§ EXERCISE BRIEF: Copy out the data below verbatim.

◇ ◇ ◇

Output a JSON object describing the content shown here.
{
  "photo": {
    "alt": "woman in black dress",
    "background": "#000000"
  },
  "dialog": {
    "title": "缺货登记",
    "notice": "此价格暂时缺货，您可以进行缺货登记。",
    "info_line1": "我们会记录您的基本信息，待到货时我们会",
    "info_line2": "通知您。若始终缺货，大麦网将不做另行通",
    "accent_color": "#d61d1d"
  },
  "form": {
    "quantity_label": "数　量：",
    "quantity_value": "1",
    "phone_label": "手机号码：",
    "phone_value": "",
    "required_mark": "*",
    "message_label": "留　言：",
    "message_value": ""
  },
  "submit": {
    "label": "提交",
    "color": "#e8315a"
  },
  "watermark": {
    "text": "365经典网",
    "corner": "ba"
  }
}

◇ ◇ ◇

§ THE ANSWER:
Output a JSON object describing the content shown here.
{
  "photo": {
    "alt": "woman in black dress",
    "background": "#000000"
  },
  "dialog": {
    "title": "缺货登记",
    "notice": "此价格暂时缺货，您可以进行缺货登记。",
    "info_line1": "我们会记录您的基本信息，待到货时我们会",
    "info_line2": "通知您。若始终缺货，大麦网将不做另行通",
    "accent_color": "#d61d1d"
  },
  "form": {
    "quantity_label": "数　量：",
    "quantity_value": "1",
    "phone_label": "手机号码：",
    "phone_value": "",
    "required_mark": "*",
    "message_label": "留　言：",
    "message_value": ""
  },
  "submit": {
    "label": "提交",
    "color": "#e8315a"
  },
  "watermark": {
    "text": "365经典网",
    "corner": "ba"
  }
}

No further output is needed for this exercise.